Data supplied:

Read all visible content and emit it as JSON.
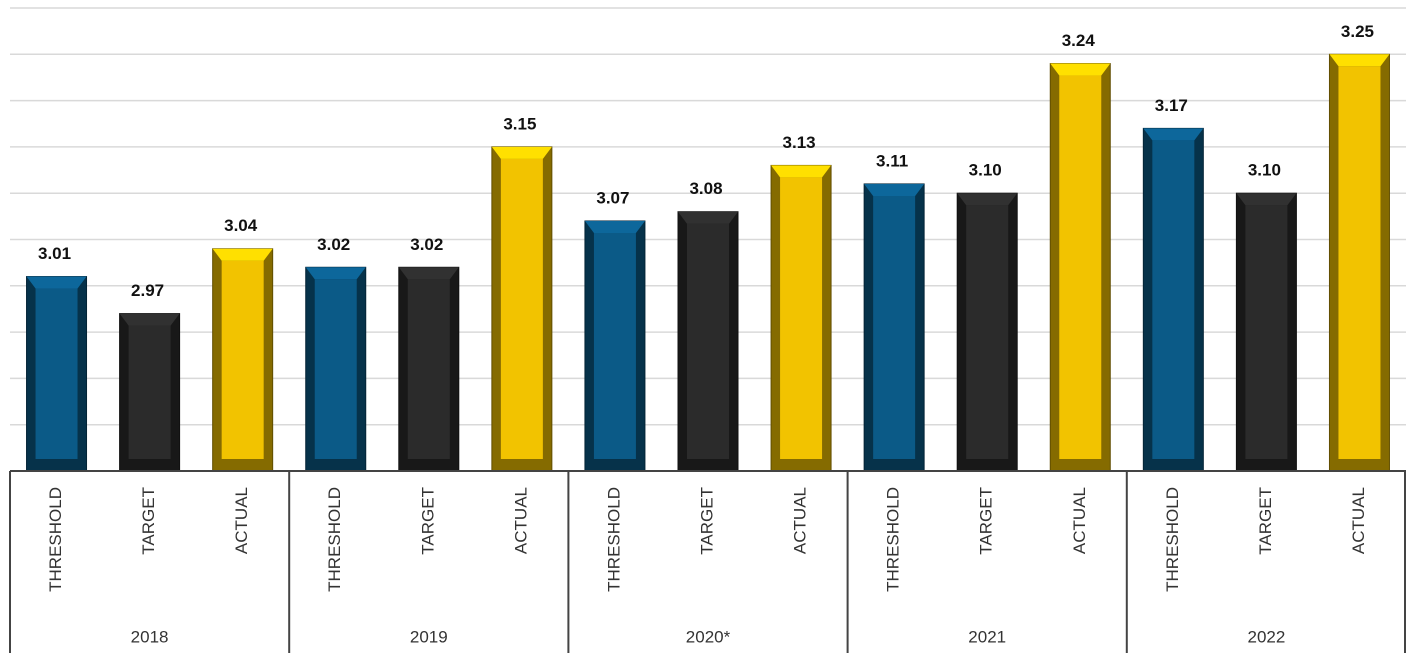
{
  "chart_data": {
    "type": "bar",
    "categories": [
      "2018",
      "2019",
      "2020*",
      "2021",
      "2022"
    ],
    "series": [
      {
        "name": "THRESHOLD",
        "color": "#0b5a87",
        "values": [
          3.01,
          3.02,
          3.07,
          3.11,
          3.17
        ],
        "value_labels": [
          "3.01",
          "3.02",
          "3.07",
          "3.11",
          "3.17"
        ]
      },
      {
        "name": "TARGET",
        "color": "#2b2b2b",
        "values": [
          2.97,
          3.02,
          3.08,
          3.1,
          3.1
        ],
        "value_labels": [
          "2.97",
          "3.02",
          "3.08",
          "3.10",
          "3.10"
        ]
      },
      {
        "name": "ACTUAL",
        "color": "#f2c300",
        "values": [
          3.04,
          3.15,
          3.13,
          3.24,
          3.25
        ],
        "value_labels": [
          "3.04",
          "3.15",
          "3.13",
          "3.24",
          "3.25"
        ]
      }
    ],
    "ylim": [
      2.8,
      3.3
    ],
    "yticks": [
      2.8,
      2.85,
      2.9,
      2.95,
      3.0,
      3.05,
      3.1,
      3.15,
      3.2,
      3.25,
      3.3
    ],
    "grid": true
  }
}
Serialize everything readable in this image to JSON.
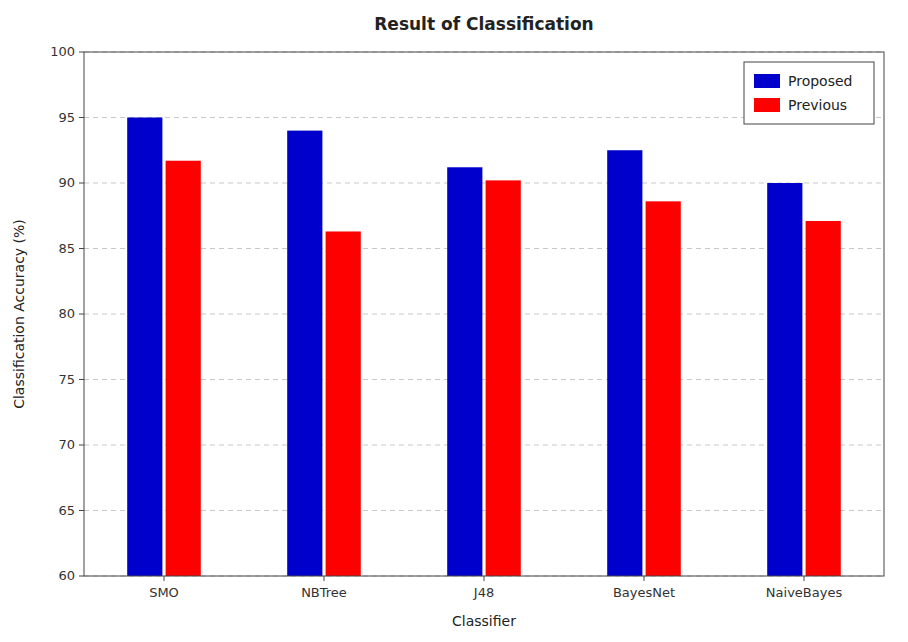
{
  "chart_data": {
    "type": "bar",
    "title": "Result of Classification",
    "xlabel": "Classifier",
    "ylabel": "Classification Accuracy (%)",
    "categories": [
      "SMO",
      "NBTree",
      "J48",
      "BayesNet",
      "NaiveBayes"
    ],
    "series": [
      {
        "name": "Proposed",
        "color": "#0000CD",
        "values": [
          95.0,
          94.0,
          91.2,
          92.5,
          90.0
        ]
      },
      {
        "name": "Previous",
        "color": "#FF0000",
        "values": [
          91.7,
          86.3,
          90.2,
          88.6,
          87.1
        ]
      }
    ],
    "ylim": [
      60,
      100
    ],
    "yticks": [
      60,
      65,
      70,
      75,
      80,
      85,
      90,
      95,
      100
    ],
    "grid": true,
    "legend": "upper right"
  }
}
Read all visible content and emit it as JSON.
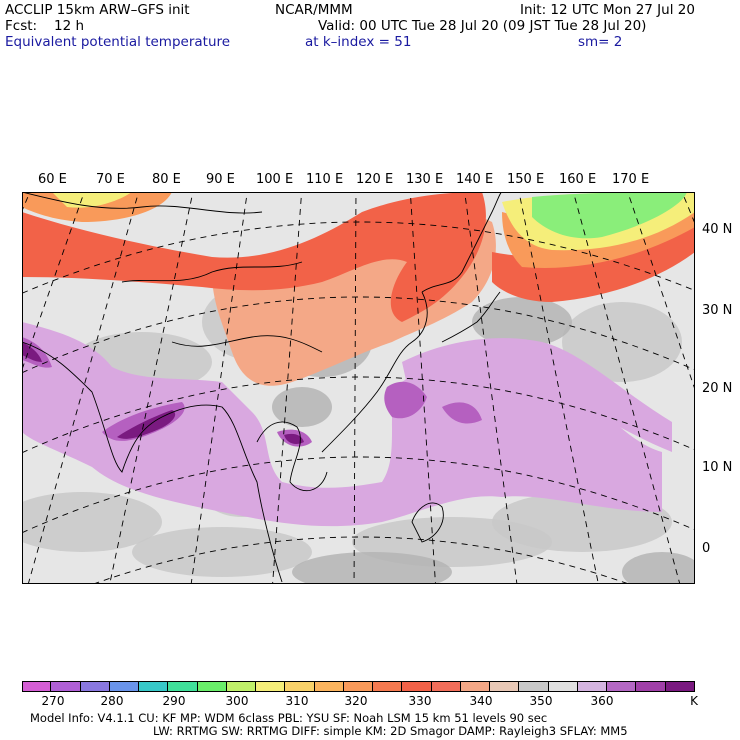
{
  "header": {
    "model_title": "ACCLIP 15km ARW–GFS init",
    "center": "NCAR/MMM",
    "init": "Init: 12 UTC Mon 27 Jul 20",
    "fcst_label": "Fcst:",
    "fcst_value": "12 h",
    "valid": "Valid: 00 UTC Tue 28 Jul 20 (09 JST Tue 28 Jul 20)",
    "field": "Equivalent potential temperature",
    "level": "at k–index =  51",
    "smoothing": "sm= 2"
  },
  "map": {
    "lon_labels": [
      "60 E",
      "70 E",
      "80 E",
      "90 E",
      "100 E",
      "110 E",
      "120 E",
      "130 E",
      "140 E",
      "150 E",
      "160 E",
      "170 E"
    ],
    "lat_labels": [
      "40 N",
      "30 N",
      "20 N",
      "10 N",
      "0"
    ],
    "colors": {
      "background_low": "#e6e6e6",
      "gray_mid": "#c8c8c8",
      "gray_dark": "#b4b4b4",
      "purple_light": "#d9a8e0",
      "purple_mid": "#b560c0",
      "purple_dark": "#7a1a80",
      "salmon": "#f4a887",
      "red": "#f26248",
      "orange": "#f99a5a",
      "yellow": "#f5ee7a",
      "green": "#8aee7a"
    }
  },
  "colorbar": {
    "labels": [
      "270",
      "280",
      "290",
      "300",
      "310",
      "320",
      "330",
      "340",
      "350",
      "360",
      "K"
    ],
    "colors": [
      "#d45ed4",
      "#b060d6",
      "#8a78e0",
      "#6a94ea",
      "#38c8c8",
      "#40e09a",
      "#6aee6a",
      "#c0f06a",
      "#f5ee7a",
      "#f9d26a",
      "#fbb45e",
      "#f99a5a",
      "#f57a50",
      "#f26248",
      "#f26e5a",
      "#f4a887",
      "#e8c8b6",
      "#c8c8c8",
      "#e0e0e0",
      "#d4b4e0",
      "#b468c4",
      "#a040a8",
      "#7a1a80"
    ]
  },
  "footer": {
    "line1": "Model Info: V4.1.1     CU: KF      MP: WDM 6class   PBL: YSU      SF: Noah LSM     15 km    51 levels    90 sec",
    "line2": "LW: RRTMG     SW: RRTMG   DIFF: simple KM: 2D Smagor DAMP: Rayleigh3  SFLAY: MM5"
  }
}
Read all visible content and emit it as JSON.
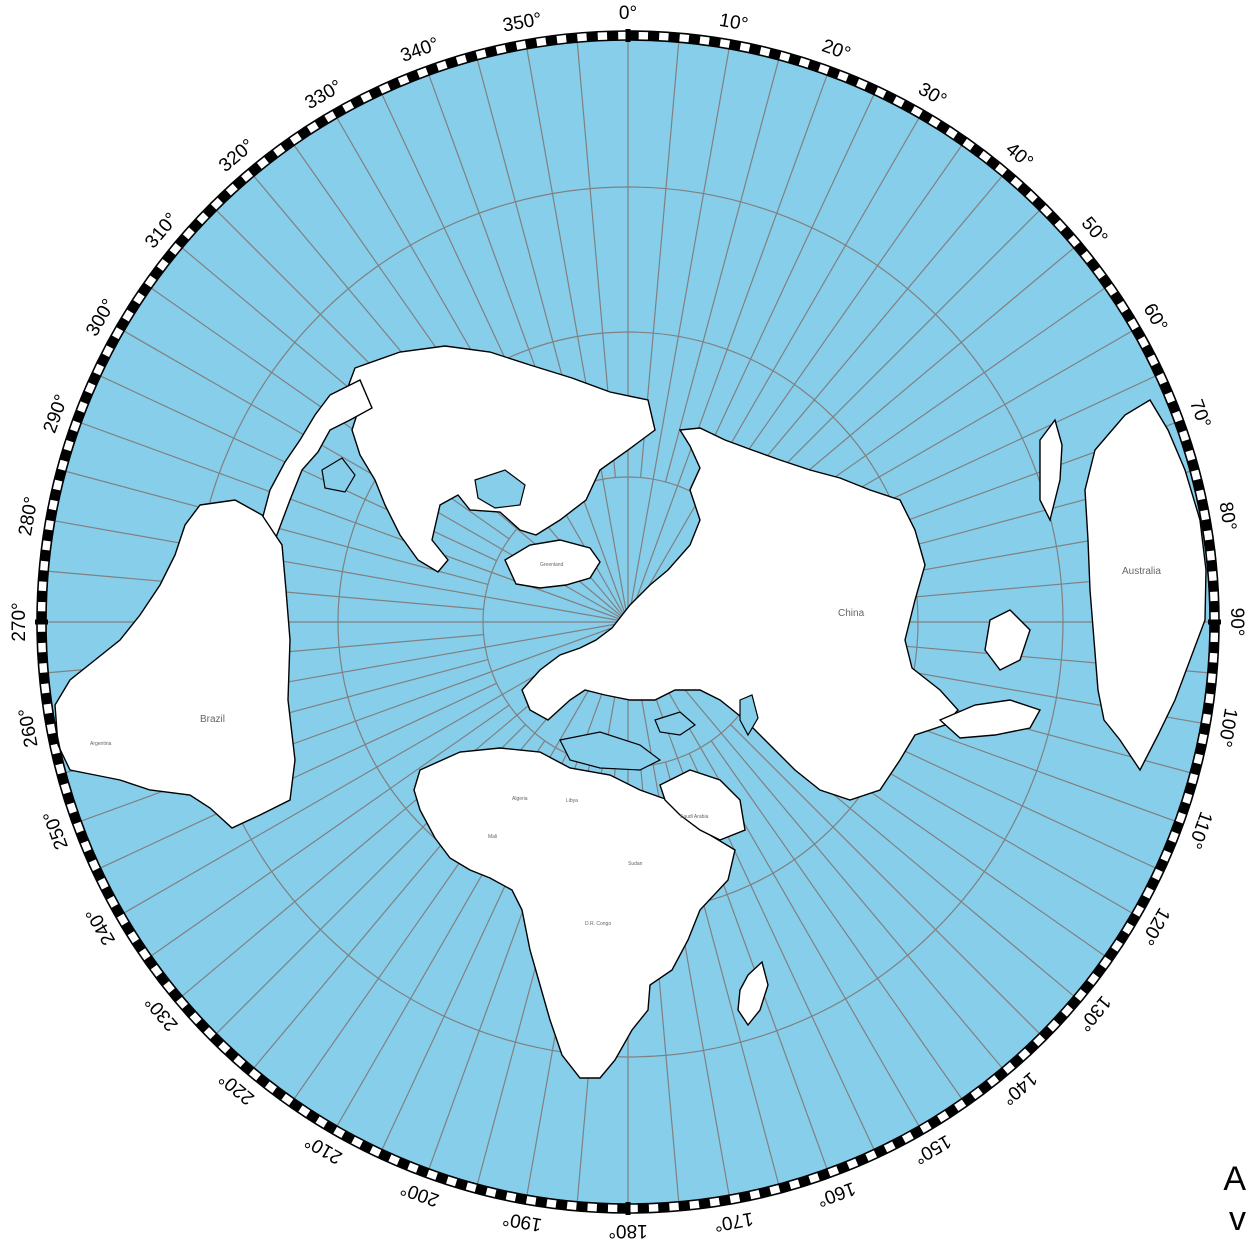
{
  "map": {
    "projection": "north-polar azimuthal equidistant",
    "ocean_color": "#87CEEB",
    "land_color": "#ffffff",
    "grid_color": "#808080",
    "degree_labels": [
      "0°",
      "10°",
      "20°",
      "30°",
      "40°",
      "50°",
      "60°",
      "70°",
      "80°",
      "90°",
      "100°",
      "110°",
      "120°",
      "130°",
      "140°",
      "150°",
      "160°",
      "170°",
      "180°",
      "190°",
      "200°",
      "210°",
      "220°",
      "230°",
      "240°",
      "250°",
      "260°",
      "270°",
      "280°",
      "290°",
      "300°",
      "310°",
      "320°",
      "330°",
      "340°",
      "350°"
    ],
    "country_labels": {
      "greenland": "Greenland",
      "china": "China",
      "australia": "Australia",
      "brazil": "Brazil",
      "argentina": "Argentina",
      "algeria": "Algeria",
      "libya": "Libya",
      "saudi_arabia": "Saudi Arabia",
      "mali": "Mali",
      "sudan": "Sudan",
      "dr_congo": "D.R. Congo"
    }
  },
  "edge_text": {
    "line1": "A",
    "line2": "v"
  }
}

Exercise instructions:
Write out all the entries again, word for word, and print no images.

Answer below:
Read all visible content and emit it as JSON.
{
  "chart_data": {
    "type": "bar",
    "categories": [
      "2018",
      "2019",
      "2020*",
      "2021",
      "2022"
    ],
    "series": [
      {
        "name": "THRESHOLD",
        "color": "#0b5a87",
        "values": [
          3.01,
          3.02,
          3.07,
          3.11,
          3.17
        ],
        "value_labels": [
          "3.01",
          "3.02",
          "3.07",
          "3.11",
          "3.17"
        ]
      },
      {
        "name": "TARGET",
        "color": "#2b2b2b",
        "values": [
          2.97,
          3.02,
          3.08,
          3.1,
          3.1
        ],
        "value_labels": [
          "2.97",
          "3.02",
          "3.08",
          "3.10",
          "3.10"
        ]
      },
      {
        "name": "ACTUAL",
        "color": "#f2c300",
        "values": [
          3.04,
          3.15,
          3.13,
          3.24,
          3.25
        ],
        "value_labels": [
          "3.04",
          "3.15",
          "3.13",
          "3.24",
          "3.25"
        ]
      }
    ],
    "ylim": [
      2.8,
      3.3
    ],
    "yticks": [
      2.8,
      2.85,
      2.9,
      2.95,
      3.0,
      3.05,
      3.1,
      3.15,
      3.2,
      3.25,
      3.3
    ],
    "grid": true
  }
}
Serialize everything readable in this image to JSON.
{
  "chart_data": {
    "type": "bar",
    "title": "Result of Classification",
    "xlabel": "Classifier",
    "ylabel": "Classification Accuracy (%)",
    "categories": [
      "SMO",
      "NBTree",
      "J48",
      "BayesNet",
      "NaiveBayes"
    ],
    "series": [
      {
        "name": "Proposed",
        "color": "#0000CD",
        "values": [
          95.0,
          94.0,
          91.2,
          92.5,
          90.0
        ]
      },
      {
        "name": "Previous",
        "color": "#FF0000",
        "values": [
          91.7,
          86.3,
          90.2,
          88.6,
          87.1
        ]
      }
    ],
    "ylim": [
      60,
      100
    ],
    "yticks": [
      60,
      65,
      70,
      75,
      80,
      85,
      90,
      95,
      100
    ],
    "grid": true,
    "legend": "upper right"
  }
}
Read all visible content and emit it as JSON.
{
  "header": {
    "model_title": "ACCLIP 15km ARW–GFS init",
    "center": "NCAR/MMM",
    "init": "Init: 12 UTC Mon 27 Jul 20",
    "fcst_label": "Fcst:",
    "fcst_value": "12 h",
    "valid": "Valid: 00 UTC Tue 28 Jul 20 (09 JST Tue 28 Jul 20)",
    "field": "Equivalent potential temperature",
    "level": "at k–index =  51",
    "smoothing": "sm= 2"
  },
  "map": {
    "lon_labels": [
      "60 E",
      "70 E",
      "80 E",
      "90 E",
      "100 E",
      "110 E",
      "120 E",
      "130 E",
      "140 E",
      "150 E",
      "160 E",
      "170 E"
    ],
    "lat_labels": [
      "40 N",
      "30 N",
      "20 N",
      "10 N",
      "0"
    ],
    "colors": {
      "background_low": "#e6e6e6",
      "gray_mid": "#c8c8c8",
      "gray_dark": "#b4b4b4",
      "purple_light": "#d9a8e0",
      "purple_mid": "#b560c0",
      "purple_dark": "#7a1a80",
      "salmon": "#f4a887",
      "red": "#f26248",
      "orange": "#f99a5a",
      "yellow": "#f5ee7a",
      "green": "#8aee7a"
    }
  },
  "colorbar": {
    "labels": [
      "270",
      "280",
      "290",
      "300",
      "310",
      "320",
      "330",
      "340",
      "350",
      "360",
      "K"
    ],
    "colors": [
      "#d45ed4",
      "#b060d6",
      "#8a78e0",
      "#6a94ea",
      "#38c8c8",
      "#40e09a",
      "#6aee6a",
      "#c0f06a",
      "#f5ee7a",
      "#f9d26a",
      "#fbb45e",
      "#f99a5a",
      "#f57a50",
      "#f26248",
      "#f26e5a",
      "#f4a887",
      "#e8c8b6",
      "#c8c8c8",
      "#e0e0e0",
      "#d4b4e0",
      "#b468c4",
      "#a040a8",
      "#7a1a80"
    ]
  },
  "footer": {
    "line1": "Model Info: V4.1.1     CU: KF      MP: WDM 6class   PBL: YSU      SF: Noah LSM     15 km    51 levels    90 sec",
    "line2": "LW: RRTMG     SW: RRTMG   DIFF: simple KM: 2D Smagor DAMP: Rayleigh3  SFLAY: MM5"
  }
}
Read all visible content and emit it as JSON.
{
  "map": {
    "projection": "north-polar azimuthal equidistant",
    "ocean_color": "#87CEEB",
    "land_color": "#ffffff",
    "grid_color": "#808080",
    "degree_labels": [
      "0°",
      "10°",
      "20°",
      "30°",
      "40°",
      "50°",
      "60°",
      "70°",
      "80°",
      "90°",
      "100°",
      "110°",
      "120°",
      "130°",
      "140°",
      "150°",
      "160°",
      "170°",
      "180°",
      "190°",
      "200°",
      "210°",
      "220°",
      "230°",
      "240°",
      "250°",
      "260°",
      "270°",
      "280°",
      "290°",
      "300°",
      "310°",
      "320°",
      "330°",
      "340°",
      "350°"
    ],
    "country_labels": {
      "greenland": "Greenland",
      "china": "China",
      "australia": "Australia",
      "brazil": "Brazil",
      "argentina": "Argentina",
      "algeria": "Algeria",
      "libya": "Libya",
      "saudi_arabia": "Saudi Arabia",
      "mali": "Mali",
      "sudan": "Sudan",
      "dr_congo": "D.R. Congo"
    }
  },
  "edge_text": {
    "line1": "A",
    "line2": "v"
  }
}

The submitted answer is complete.